* [Exercise directions]:
Write out all lines holding the word "Fiscal".

* [Entries supplied]:
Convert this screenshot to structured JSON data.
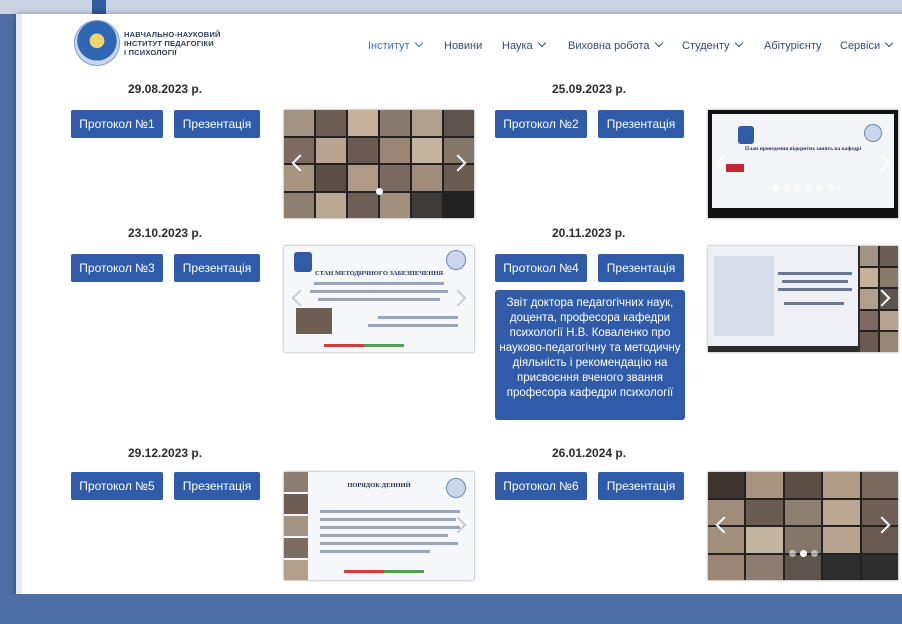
{
  "header": {
    "logo_lines": [
      "НАВЧАЛЬНО-НАУКОВИЙ",
      "ІНСТИТУТ ПЕДАГОГІКИ",
      "І ПСИХОЛОГІЇ"
    ],
    "nav": [
      {
        "label": "Інститут",
        "dropdown": true,
        "active": true
      },
      {
        "label": "Новини",
        "dropdown": false
      },
      {
        "label": "Наука",
        "dropdown": true
      },
      {
        "label": "Виховна робота",
        "dropdown": true
      },
      {
        "label": "Студенту",
        "dropdown": true
      },
      {
        "label": "Абітурієнту",
        "dropdown": false
      },
      {
        "label": "Сервіси",
        "dropdown": true
      }
    ]
  },
  "entries": [
    {
      "date": "29.08.2023 р.",
      "protocol": "Протокол №1",
      "presentation": "Презентація"
    },
    {
      "date": "25.09.2023 р.",
      "protocol": "Протокол №2",
      "presentation": "Презентація"
    },
    {
      "date": "23.10.2023 р.",
      "protocol": "Протокол №3",
      "presentation": "Презентація"
    },
    {
      "date": "20.11.2023 р.",
      "protocol": "Протокол №4",
      "presentation": "Презентація",
      "report": "Звіт доктора педагогічних наук, доцента, професора кафедри психології Н.В. Коваленко про науково-педагогічну та методичну діяльність і рекомендацію на присвоєння вченого звання професора кафедри психології"
    },
    {
      "date": "29.12.2023 р.",
      "protocol": "Протокол №5",
      "presentation": "Презентація"
    },
    {
      "date": "26.01.2024 р.",
      "protocol": "Протокол №6",
      "presentation": "Презентація"
    }
  ],
  "slides": {
    "s2": "План проведення відкритих занять на кафедрі",
    "s3": "СТАН МЕТОДИЧНОГО ЗАБЕЗПЕЧЕННЯ",
    "s5": "ПОРЯДОК ДЕННИЙ"
  },
  "colors": {
    "accent": "#2f5ba8",
    "nav_active": "#3a6fc8",
    "background": "#4d6ea6"
  }
}
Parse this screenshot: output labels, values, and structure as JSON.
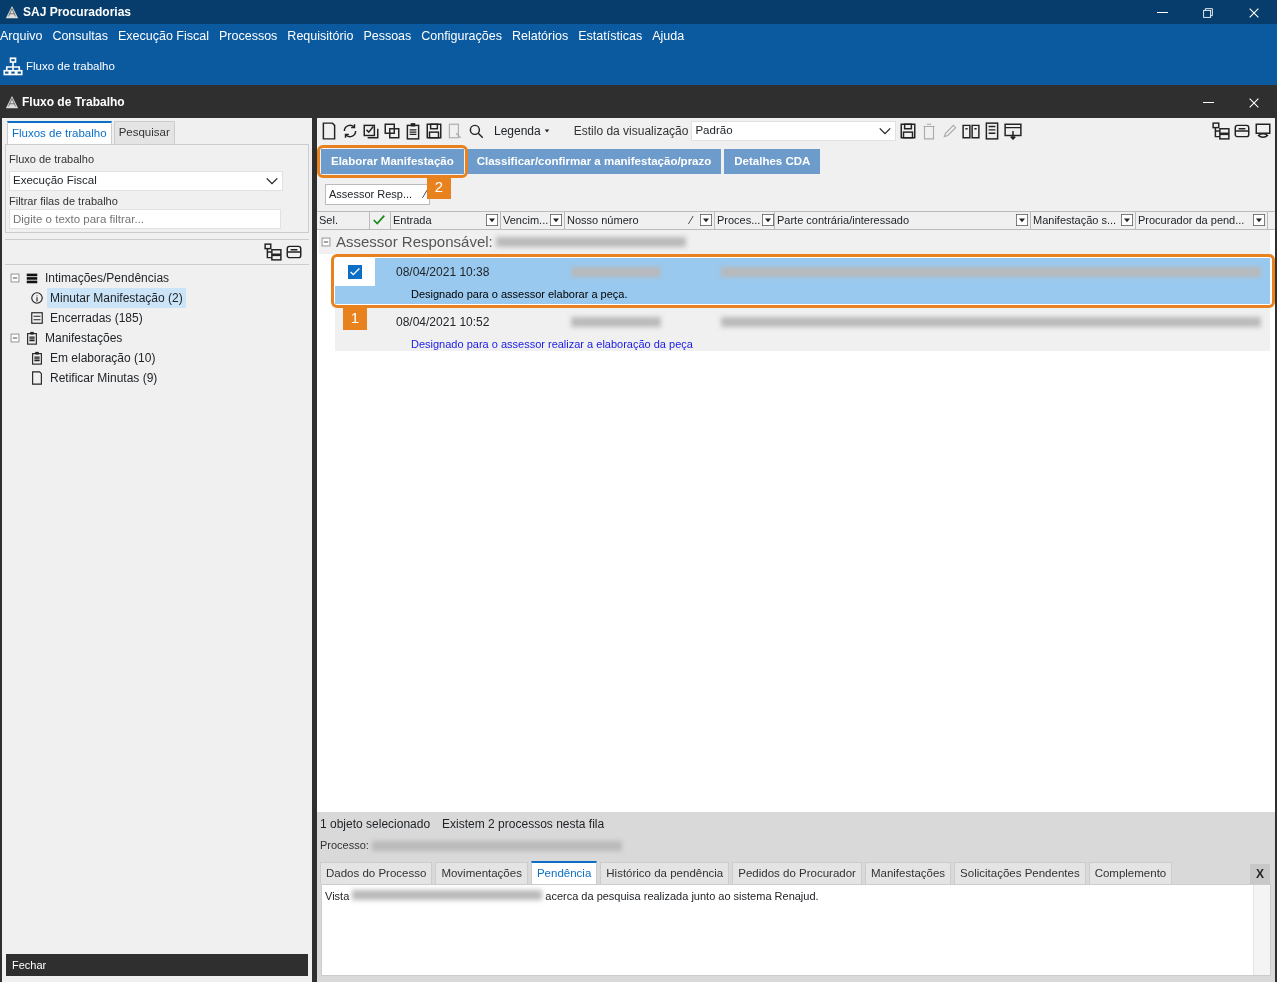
{
  "window": {
    "title": "SAJ Procuradorias"
  },
  "menu": [
    "Arquivo",
    "Consultas",
    "Execução Fiscal",
    "Processos",
    "Requisitório",
    "Pessoas",
    "Configurações",
    "Relatórios",
    "Estatísticas",
    "Ajuda"
  ],
  "ribbon": [
    {
      "label": "Fluxo de trabalho"
    }
  ],
  "inner_window": {
    "title": "Fluxo de Trabalho"
  },
  "sidebar": {
    "tabs": [
      {
        "label": "Fluxos de trabalho",
        "selected": true
      },
      {
        "label": "Pesquisar",
        "selected": false
      }
    ],
    "workflow_label": "Fluxo de trabalho",
    "workflow_value": "Execução Fiscal",
    "filter_label": "Filtrar filas de trabalho",
    "filter_placeholder": "Digite o texto para filtrar...",
    "tree": [
      {
        "label": "Intimações/Pendências",
        "kind": "list",
        "expanded": true,
        "selected": false,
        "children": [
          {
            "label": "Minutar Manifestação (2)",
            "kind": "info",
            "selected": true
          },
          {
            "label": "Encerradas (185)",
            "kind": "form",
            "selected": false
          }
        ]
      },
      {
        "label": "Manifestações",
        "kind": "clipboard",
        "expanded": true,
        "selected": false,
        "children": [
          {
            "label": "Em elaboração (10)",
            "kind": "clipboard",
            "selected": false
          },
          {
            "label": "Retificar Minutas (9)",
            "kind": "page",
            "selected": false
          }
        ]
      }
    ],
    "close_button": "Fechar"
  },
  "toolbar": {
    "legend_button": "Legenda",
    "style_label": "Estilo da visualização",
    "style_value": "Padrão"
  },
  "actions": [
    {
      "label": "Elaborar Manifestação",
      "callout": "2"
    },
    {
      "label": "Classificar/confirmar a manifestação/prazo"
    },
    {
      "label": "Detalhes CDA"
    }
  ],
  "group_chip": {
    "label": "Assessor Resp...",
    "sort_mark": "⁄"
  },
  "table": {
    "columns": [
      {
        "label": "Sel.",
        "kind": "plain"
      },
      {
        "kind": "check"
      },
      {
        "label": "Entrada",
        "kind": "filter"
      },
      {
        "label": "Vencim...",
        "kind": "filter"
      },
      {
        "label": "Nosso número",
        "kind": "filter",
        "sort_mark": "⁄"
      },
      {
        "label": "Proces...",
        "kind": "filter"
      },
      {
        "label": "Parte contrária/interessado",
        "kind": "filter"
      },
      {
        "label": "Manifestação s...",
        "kind": "filter"
      },
      {
        "label": "Procurador da pend...",
        "kind": "filter"
      }
    ],
    "group": {
      "label": "Assessor Responsável:",
      "expanded": true
    },
    "rows": [
      {
        "selected": true,
        "checked": true,
        "date": "08/04/2021 10:38",
        "description": "Designado para o assessor elaborar a peça.",
        "callout": "1"
      },
      {
        "selected": false,
        "date": "08/04/2021 10:52",
        "description": "Designado para o assessor realizar a elaboração da peça"
      }
    ]
  },
  "status": {
    "selected_count": "1 objeto selecionado",
    "queue_count": "Existem 2 processos nesta fila",
    "process_label": "Processo:"
  },
  "detail_tabs": [
    {
      "label": "Dados do Processo",
      "selected": false
    },
    {
      "label": "Movimentações",
      "selected": false
    },
    {
      "label": "Pendência",
      "selected": true
    },
    {
      "label": "Histórico da pendência",
      "selected": false
    },
    {
      "label": "Pedidos do Procurador",
      "selected": false
    },
    {
      "label": "Manifestações",
      "selected": false
    },
    {
      "label": "Solicitações Pendentes",
      "selected": false
    },
    {
      "label": "Complemento",
      "selected": false
    }
  ],
  "detail_close": "X",
  "detail_text": {
    "before": "Vista",
    "after": "acerca da pesquisa realizada junto ao sistema Renajud."
  }
}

* [Finished answer]:
    "Execução Fiscal",
    "workflow_value": "Execução Fiscal",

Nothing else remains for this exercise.